Materials provided →
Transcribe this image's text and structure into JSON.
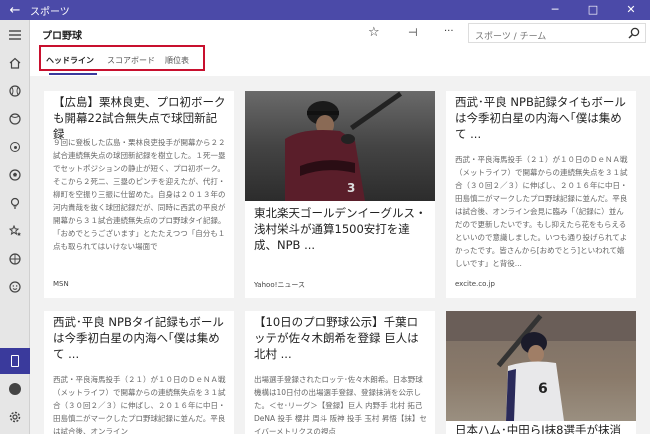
{
  "titlebar": {
    "title": "スポーツ",
    "back": "←",
    "minimize": "─",
    "maximize": "□",
    "close": "✕"
  },
  "header": {
    "page_title": "プロ野球",
    "star": "☆",
    "pin": "⊣",
    "more": "···",
    "search_placeholder": "スポーツ / チーム"
  },
  "tabs": [
    "ヘッドライン",
    "スコアボード",
    "順位表"
  ],
  "sidebar_icons": [
    "hamburger-icon",
    "home-icon",
    "baseball-icon",
    "tennis-icon",
    "golf-icon",
    "soccer-icon",
    "lightbulb-icon",
    "stars-icon",
    "basketball-icon",
    "smiley-icon",
    "phone-icon",
    "account-icon",
    "settings-icon"
  ],
  "cards": [
    {
      "title": "【広島】栗林良吏、プロ初ボークも開幕22試合無失点で球団新記録",
      "body": "９回に登板した広島・栗林良吏投手が開幕から２２試合連続無失点の球団新記録を樹立した。１死一塁でセットポジションの静止が短く、プロ初ボーク。そこから２死二、三塁のピンチを迎えたが、代打・柳町を空振り三振に仕留めた。自身は２０１３年の河内貴哉を抜く球団記録だが、同時に西武の平良が開幕から３１試合連続無失点のプロ野球タイ記録。「おめでとうございます」とたたえつつ「自分も１点も取られてはいけない場面で",
      "source": "MSN"
    },
    {
      "title": "東北楽天ゴールデンイーグルス・浅村栄斗が通算1500安打を達成、NPB ...",
      "source": "Yahoo!ニュース",
      "jersey": "3"
    },
    {
      "title": "西武･平良 NPB記録タイもボールは今季初白星の内海へ｢僕は集めて ...",
      "body": "西武・平良海馬投手（２１）が１０日のＤｅＮＡ戦（メットライフ）で開幕からの連続無失点を３１試合（３０回２／３）に伸ばし、２０１６年に中日・田島慎二がマークしたプロ野球記録に並んだ。平良は試合後、オンライン会見に臨み「（記録に）並んだので更新したいです。もし抑えたら花をもらえるといいので意識しました。いつも通り投げられてよかったです。皆さんから[おめでとう]といわれて嬉しいです」と背役...",
      "source": "excite.co.jp"
    },
    {
      "title": "西武･平良 NPBタイ記録もボールは今季初白星の内海へ｢僕は集めて ...",
      "body": "西武・平良海馬投手（２１）が１０日のＤｅＮＡ戦（メットライフ）で開幕からの連続無失点を３１試合（３０回２／３）に伸ばし、２０１６年に中日・田島慎二がマークしたプロ野球記録に並んだ。平良は試合後、オンライン"
    },
    {
      "title": "【10日のプロ野球公示】千葉ロッテが佐々木朗希を登録 巨人は北村 ...",
      "body": "出場選手登録されたロッテ･佐々木朗希。日本野球機構は10日付の出場選手登録、登録抹消を公示した。＜セ･リーグ＞【登録】巨人 内野手 北村 拓己 DeNA 投手 櫻井 周斗 阪神 投手 玉村 昇悟【抹】セイバーメトリクスの視点"
    },
    {
      "title": "日本ハム･中田らJ抹8選手が抹消 ...",
      "jersey": "6"
    }
  ]
}
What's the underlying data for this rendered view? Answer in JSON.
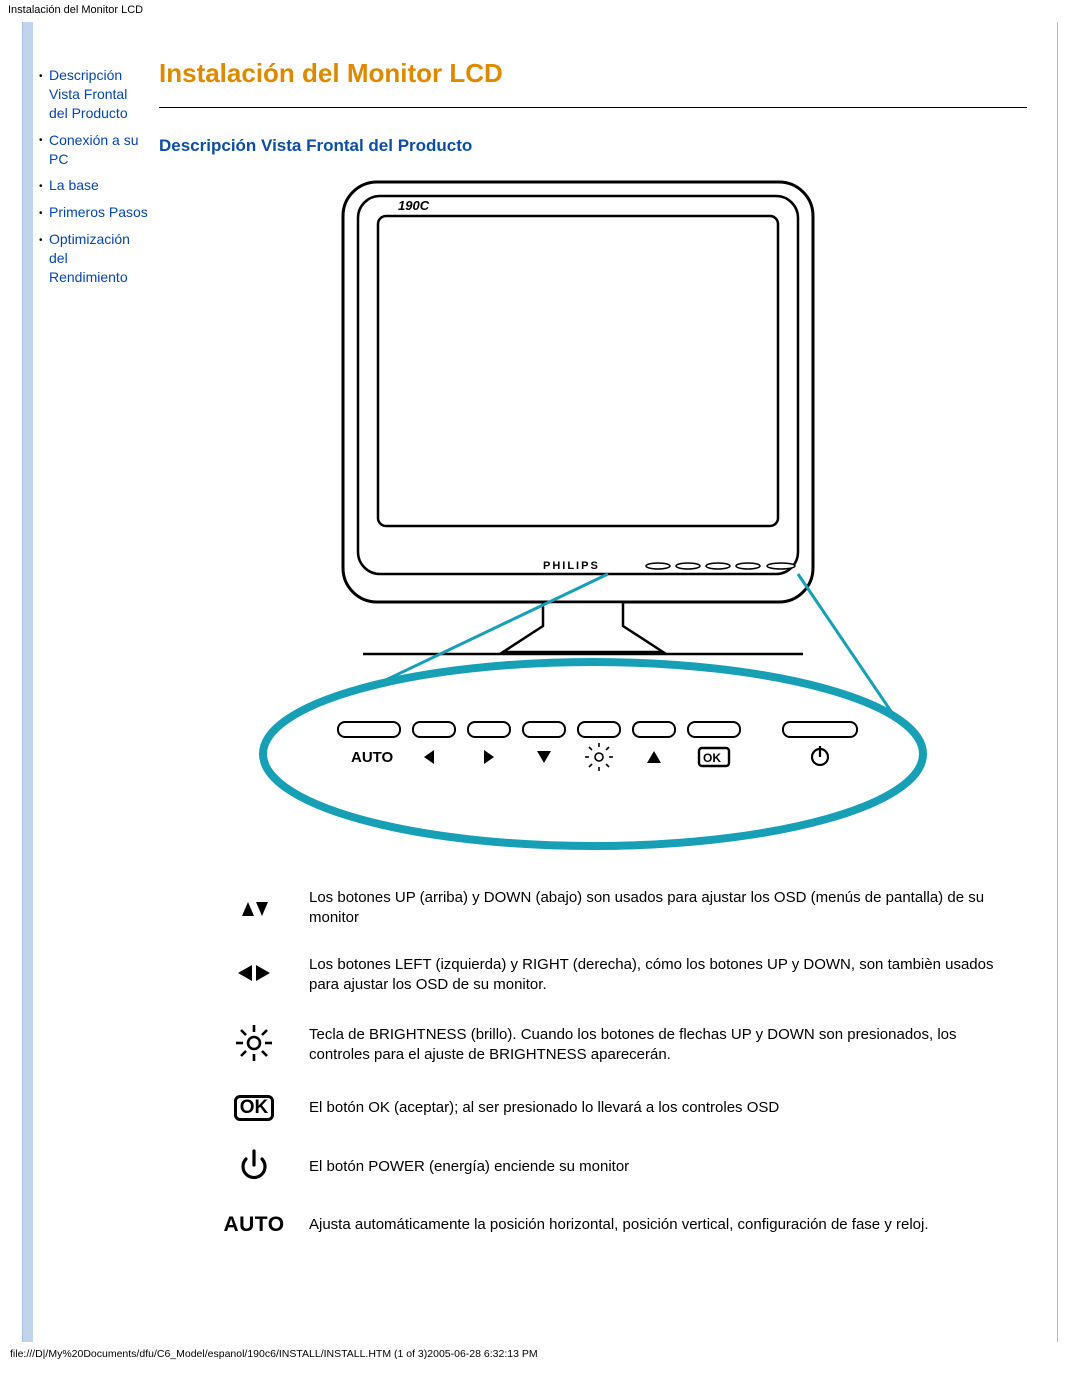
{
  "header": "Instalación del Monitor LCD",
  "footer": "file:///D|/My%20Documents/dfu/C6_Model/espanol/190c6/INSTALL/INSTALL.HTM (1 of 3)2005-06-28 6:32:13 PM",
  "title": "Instalación del Monitor LCD",
  "section_heading": "Descripción Vista Frontal del Producto",
  "sidebar": {
    "items": [
      {
        "label": "Descripción Vista Frontal del Producto"
      },
      {
        "label": "Conexión a su PC"
      },
      {
        "label": "La base"
      },
      {
        "label": "Primeros Pasos"
      },
      {
        "label": "Optimización del Rendimiento"
      }
    ]
  },
  "monitor": {
    "model_label": "190C",
    "brand_label": "PHILIPS",
    "button_auto_label": "AUTO"
  },
  "legend": [
    {
      "icon_name": "up-down-icon",
      "desc": "Los botones UP (arriba) y DOWN (abajo) son usados para ajustar los OSD (menús de pantalla) de su monitor"
    },
    {
      "icon_name": "left-right-icon",
      "desc": "Los botones LEFT (izquierda) y RIGHT (derecha), cómo los botones UP y DOWN, son tambièn usados para ajustar los OSD de su monitor."
    },
    {
      "icon_name": "brightness-icon",
      "desc": "Tecla de BRIGHTNESS (brillo). Cuando los botones de flechas UP y DOWN son presionados, los controles para el ajuste de BRIGHTNESS aparecerán."
    },
    {
      "icon_name": "ok-icon",
      "desc": "El botón OK (aceptar); al ser presionado lo llevará a los controles OSD"
    },
    {
      "icon_name": "power-icon",
      "desc": "El botón POWER (energía) enciende su monitor"
    },
    {
      "icon_name": "auto-icon",
      "auto_label": "AUTO",
      "desc": "Ajusta automáticamente la posición horizontal, posición vertical, configuración de fase y reloj."
    }
  ]
}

The task → How many lines in the data contain the string "田島慎二がマークしたプロ野球記録に並んだ"? Respond with the number only.

Written response → 2